▶ **Given request**
Return the material word for word. Do not include the pictures.

▶ **Entries supplied**
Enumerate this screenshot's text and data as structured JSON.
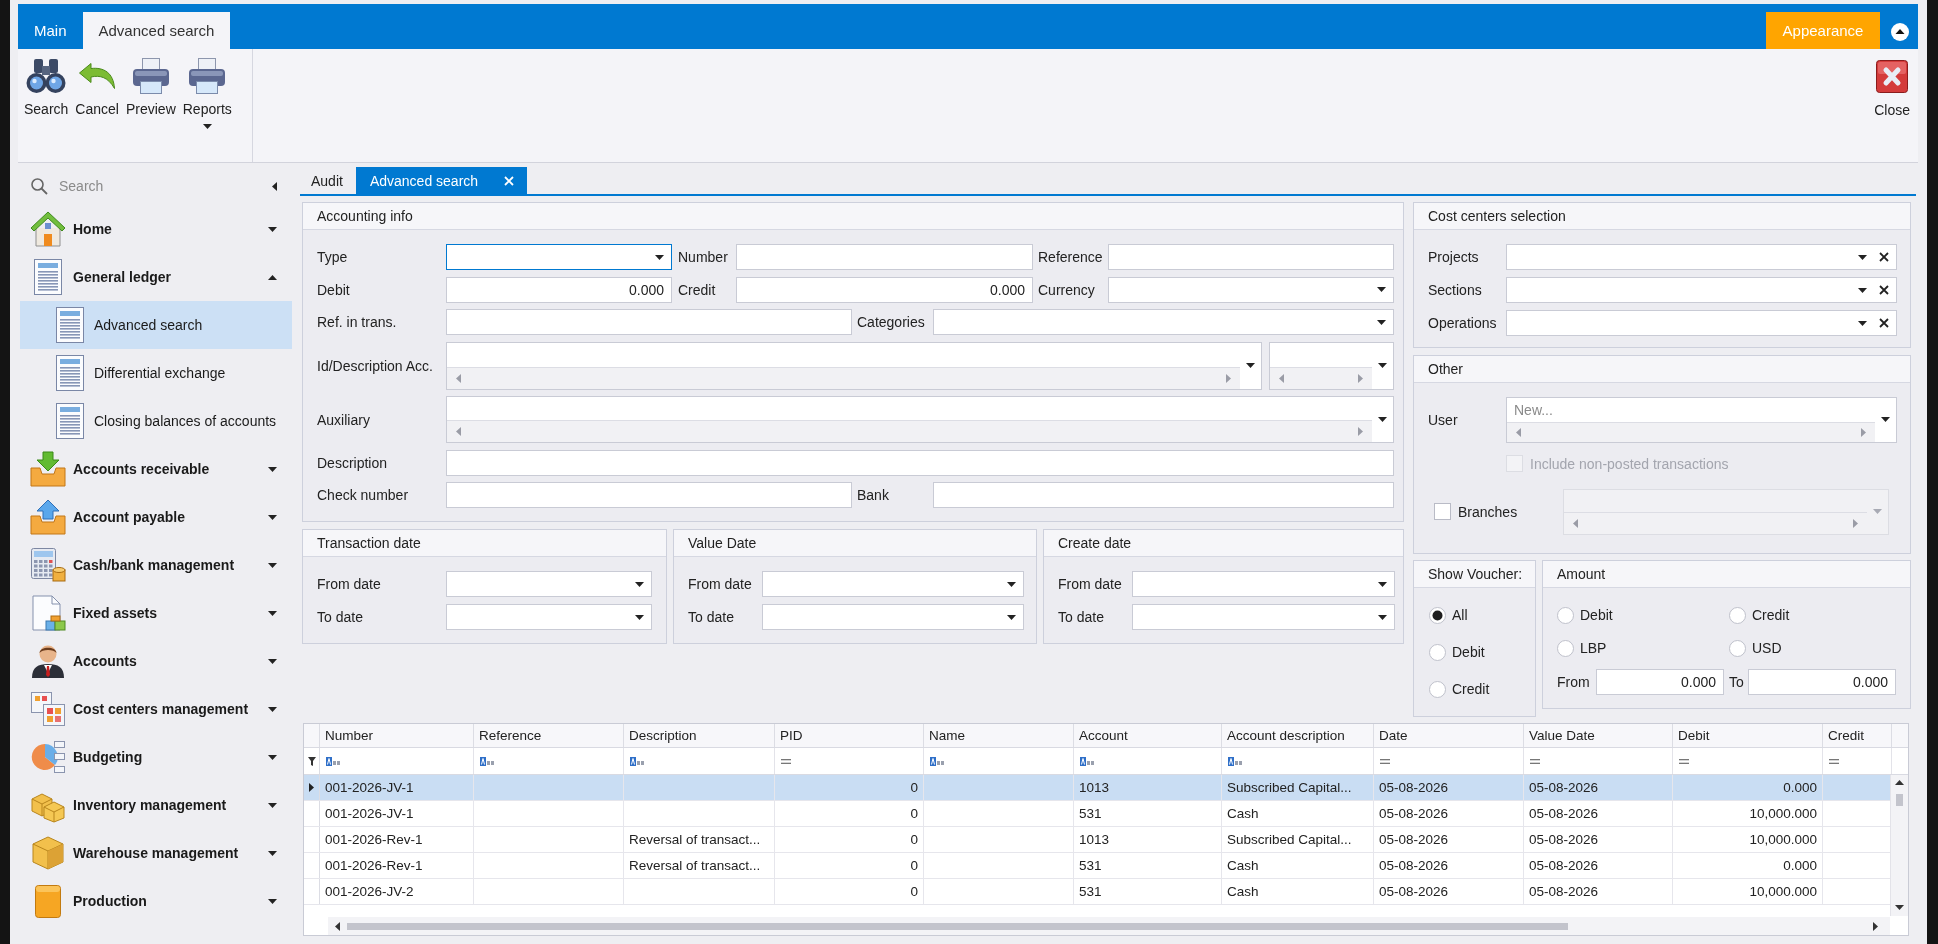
{
  "ribbon": {
    "tabs": [
      {
        "label": "Main",
        "selected": false
      },
      {
        "label": "Advanced search",
        "selected": true
      }
    ],
    "buttons": [
      {
        "label": "Search",
        "dropdown": false
      },
      {
        "label": "Cancel",
        "dropdown": false
      },
      {
        "label": "Preview",
        "dropdown": false
      },
      {
        "label": "Reports",
        "dropdown": true
      }
    ],
    "appearance": "Appearance",
    "close": "Close"
  },
  "sidebar": {
    "search": {
      "placeholder": "Search"
    },
    "items": [
      {
        "label": "Home",
        "expanded": false,
        "selected": false
      },
      {
        "label": "General ledger",
        "expanded": true,
        "selected": false,
        "children": [
          {
            "label": "Advanced search",
            "selected": true
          },
          {
            "label": "Differential exchange",
            "selected": false
          },
          {
            "label": "Closing balances of accounts",
            "selected": false
          }
        ]
      },
      {
        "label": "Accounts receivable",
        "expanded": false,
        "selected": false
      },
      {
        "label": "Account payable",
        "expanded": false,
        "selected": false
      },
      {
        "label": "Cash/bank management",
        "expanded": false,
        "selected": false
      },
      {
        "label": "Fixed assets",
        "expanded": false,
        "selected": false
      },
      {
        "label": "Accounts",
        "expanded": false,
        "selected": false
      },
      {
        "label": "Cost centers management",
        "expanded": false,
        "selected": false
      },
      {
        "label": "Budgeting",
        "expanded": false,
        "selected": false
      },
      {
        "label": "Inventory management",
        "expanded": false,
        "selected": false
      },
      {
        "label": "Warehouse management",
        "expanded": false,
        "selected": false
      },
      {
        "label": "Production",
        "expanded": false,
        "selected": false
      }
    ]
  },
  "document_tabs": [
    {
      "label": "Audit",
      "selected": false,
      "closable": false
    },
    {
      "label": "Advanced search",
      "selected": true,
      "closable": true
    }
  ],
  "accounting_info": {
    "title": "Accounting info",
    "type": {
      "label": "Type",
      "focused": true
    },
    "number": {
      "label": "Number"
    },
    "reference": {
      "label": "Reference"
    },
    "debit": {
      "label": "Debit",
      "value": "0.000"
    },
    "credit": {
      "label": "Credit",
      "value": "0.000"
    },
    "currency": {
      "label": "Currency"
    },
    "ref_in_trans": {
      "label": "Ref. in trans."
    },
    "categories": {
      "label": "Categories"
    },
    "id_description_acc": {
      "label": "Id/Description Acc."
    },
    "auxiliary": {
      "label": "Auxiliary"
    },
    "description": {
      "label": "Description"
    },
    "check_number": {
      "label": "Check number"
    },
    "bank": {
      "label": "Bank"
    }
  },
  "date_ranges": [
    {
      "title": "Transaction date",
      "from_label": "From date",
      "to_label": "To date"
    },
    {
      "title": "Value Date",
      "from_label": "From date",
      "to_label": "To date"
    },
    {
      "title": "Create date",
      "from_label": "From date",
      "to_label": "To date"
    }
  ],
  "cost_centers": {
    "title": "Cost centers selection",
    "fields": [
      {
        "label": "Projects"
      },
      {
        "label": "Sections"
      },
      {
        "label": "Operations"
      }
    ]
  },
  "other": {
    "title": "Other",
    "user": {
      "label": "User",
      "placeholder": "New..."
    },
    "include_non_posted": {
      "label": "Include non-posted transactions",
      "checked": false,
      "disabled": true
    },
    "branches": {
      "label": "Branches",
      "checked": false
    }
  },
  "show_voucher": {
    "title": "Show Voucher:",
    "options": [
      {
        "label": "All",
        "selected": true
      },
      {
        "label": "Debit",
        "selected": false
      },
      {
        "label": "Credit",
        "selected": false
      }
    ]
  },
  "amount": {
    "title": "Amount",
    "options": [
      {
        "label": "Debit",
        "selected": false
      },
      {
        "label": "Credit",
        "selected": false
      },
      {
        "label": "LBP",
        "selected": false
      },
      {
        "label": "USD",
        "selected": false
      }
    ],
    "from": {
      "label": "From",
      "value": "0.000"
    },
    "to": {
      "label": "To",
      "value": "0.000"
    }
  },
  "table": {
    "columns": [
      {
        "label": "Number",
        "kind": "text"
      },
      {
        "label": "Reference",
        "kind": "text"
      },
      {
        "label": "Description",
        "kind": "text"
      },
      {
        "label": "PID",
        "kind": "number"
      },
      {
        "label": "Name",
        "kind": "text"
      },
      {
        "label": "Account",
        "kind": "text"
      },
      {
        "label": "Account description",
        "kind": "text"
      },
      {
        "label": "Date",
        "kind": "number"
      },
      {
        "label": "Value Date",
        "kind": "number"
      },
      {
        "label": "Debit",
        "kind": "number"
      },
      {
        "label": "Credit",
        "kind": "number"
      }
    ],
    "rows": [
      {
        "selected": true,
        "number": "001-2026-JV-1",
        "pid": "0",
        "account": "1013",
        "account_description": "Subscribed Capital...",
        "date": "05-08-2026",
        "value_date": "05-08-2026",
        "debit": "0.000"
      },
      {
        "selected": false,
        "number": "001-2026-JV-1",
        "pid": "0",
        "account": "531",
        "account_description": "Cash",
        "date": "05-08-2026",
        "value_date": "05-08-2026",
        "debit": "10,000.000"
      },
      {
        "selected": false,
        "number": "001-2026-Rev-1",
        "description": "Reversal of transact...",
        "pid": "0",
        "account": "1013",
        "account_description": "Subscribed Capital...",
        "date": "05-08-2026",
        "value_date": "05-08-2026",
        "debit": "10,000.000"
      },
      {
        "selected": false,
        "number": "001-2026-Rev-1",
        "description": "Reversal of transact...",
        "pid": "0",
        "account": "531",
        "account_description": "Cash",
        "date": "05-08-2026",
        "value_date": "05-08-2026",
        "debit": "0.000"
      },
      {
        "selected": false,
        "number": "001-2026-JV-2",
        "pid": "0",
        "account": "531",
        "account_description": "Cash",
        "date": "05-08-2026",
        "value_date": "05-08-2026",
        "debit": "10,000.000"
      }
    ]
  }
}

▶ **Result of the exercise**
Enumerate this screenshot's text and data as structured JSON.
{
  "ribbon": {
    "tabs": [
      {
        "label": "Main",
        "selected": false
      },
      {
        "label": "Advanced search",
        "selected": true
      }
    ],
    "buttons": [
      {
        "label": "Search",
        "dropdown": false
      },
      {
        "label": "Cancel",
        "dropdown": false
      },
      {
        "label": "Preview",
        "dropdown": false
      },
      {
        "label": "Reports",
        "dropdown": true
      }
    ],
    "appearance": "Appearance",
    "close": "Close"
  },
  "sidebar": {
    "search": {
      "placeholder": "Search"
    },
    "items": [
      {
        "label": "Home",
        "expanded": false,
        "selected": false
      },
      {
        "label": "General ledger",
        "expanded": true,
        "selected": false,
        "children": [
          {
            "label": "Advanced search",
            "selected": true
          },
          {
            "label": "Differential exchange",
            "selected": false
          },
          {
            "label": "Closing balances of accounts",
            "selected": false
          }
        ]
      },
      {
        "label": "Accounts receivable",
        "expanded": false,
        "selected": false
      },
      {
        "label": "Account payable",
        "expanded": false,
        "selected": false
      },
      {
        "label": "Cash/bank management",
        "expanded": false,
        "selected": false
      },
      {
        "label": "Fixed assets",
        "expanded": false,
        "selected": false
      },
      {
        "label": "Accounts",
        "expanded": false,
        "selected": false
      },
      {
        "label": "Cost centers management",
        "expanded": false,
        "selected": false
      },
      {
        "label": "Budgeting",
        "expanded": false,
        "selected": false
      },
      {
        "label": "Inventory management",
        "expanded": false,
        "selected": false
      },
      {
        "label": "Warehouse management",
        "expanded": false,
        "selected": false
      },
      {
        "label": "Production",
        "expanded": false,
        "selected": false
      }
    ]
  },
  "document_tabs": [
    {
      "label": "Audit",
      "selected": false,
      "closable": false
    },
    {
      "label": "Advanced search",
      "selected": true,
      "closable": true
    }
  ],
  "accounting_info": {
    "title": "Accounting info",
    "type": {
      "label": "Type",
      "focused": true
    },
    "number": {
      "label": "Number"
    },
    "reference": {
      "label": "Reference"
    },
    "debit": {
      "label": "Debit",
      "value": "0.000"
    },
    "credit": {
      "label": "Credit",
      "value": "0.000"
    },
    "currency": {
      "label": "Currency"
    },
    "ref_in_trans": {
      "label": "Ref. in trans."
    },
    "categories": {
      "label": "Categories"
    },
    "id_description_acc": {
      "label": "Id/Description Acc."
    },
    "auxiliary": {
      "label": "Auxiliary"
    },
    "description": {
      "label": "Description"
    },
    "check_number": {
      "label": "Check number"
    },
    "bank": {
      "label": "Bank"
    }
  },
  "date_ranges": [
    {
      "title": "Transaction date",
      "from_label": "From date",
      "to_label": "To date"
    },
    {
      "title": "Value Date",
      "from_label": "From date",
      "to_label": "To date"
    },
    {
      "title": "Create date",
      "from_label": "From date",
      "to_label": "To date"
    }
  ],
  "cost_centers": {
    "title": "Cost centers selection",
    "fields": [
      {
        "label": "Projects"
      },
      {
        "label": "Sections"
      },
      {
        "label": "Operations"
      }
    ]
  },
  "other": {
    "title": "Other",
    "user": {
      "label": "User",
      "placeholder": "New..."
    },
    "include_non_posted": {
      "label": "Include non-posted transactions",
      "checked": false,
      "disabled": true
    },
    "branches": {
      "label": "Branches",
      "checked": false
    }
  },
  "show_voucher": {
    "title": "Show Voucher:",
    "options": [
      {
        "label": "All",
        "selected": true
      },
      {
        "label": "Debit",
        "selected": false
      },
      {
        "label": "Credit",
        "selected": false
      }
    ]
  },
  "amount": {
    "title": "Amount",
    "options": [
      {
        "label": "Debit",
        "selected": false
      },
      {
        "label": "Credit",
        "selected": false
      },
      {
        "label": "LBP",
        "selected": false
      },
      {
        "label": "USD",
        "selected": false
      }
    ],
    "from": {
      "label": "From",
      "value": "0.000"
    },
    "to": {
      "label": "To",
      "value": "0.000"
    }
  },
  "table": {
    "columns": [
      {
        "label": "Number",
        "kind": "text"
      },
      {
        "label": "Reference",
        "kind": "text"
      },
      {
        "label": "Description",
        "kind": "text"
      },
      {
        "label": "PID",
        "kind": "number"
      },
      {
        "label": "Name",
        "kind": "text"
      },
      {
        "label": "Account",
        "kind": "text"
      },
      {
        "label": "Account description",
        "kind": "text"
      },
      {
        "label": "Date",
        "kind": "number"
      },
      {
        "label": "Value Date",
        "kind": "number"
      },
      {
        "label": "Debit",
        "kind": "number"
      },
      {
        "label": "Credit",
        "kind": "number"
      }
    ],
    "rows": [
      {
        "selected": true,
        "number": "001-2026-JV-1",
        "pid": "0",
        "account": "1013",
        "account_description": "Subscribed Capital...",
        "date": "05-08-2026",
        "value_date": "05-08-2026",
        "debit": "0.000"
      },
      {
        "selected": false,
        "number": "001-2026-JV-1",
        "pid": "0",
        "account": "531",
        "account_description": "Cash",
        "date": "05-08-2026",
        "value_date": "05-08-2026",
        "debit": "10,000.000"
      },
      {
        "selected": false,
        "number": "001-2026-Rev-1",
        "description": "Reversal of transact...",
        "pid": "0",
        "account": "1013",
        "account_description": "Subscribed Capital...",
        "date": "05-08-2026",
        "value_date": "05-08-2026",
        "debit": "10,000.000"
      },
      {
        "selected": false,
        "number": "001-2026-Rev-1",
        "description": "Reversal of transact...",
        "pid": "0",
        "account": "531",
        "account_description": "Cash",
        "date": "05-08-2026",
        "value_date": "05-08-2026",
        "debit": "0.000"
      },
      {
        "selected": false,
        "number": "001-2026-JV-2",
        "pid": "0",
        "account": "531",
        "account_description": "Cash",
        "date": "05-08-2026",
        "value_date": "05-08-2026",
        "debit": "10,000.000"
      }
    ]
  }
}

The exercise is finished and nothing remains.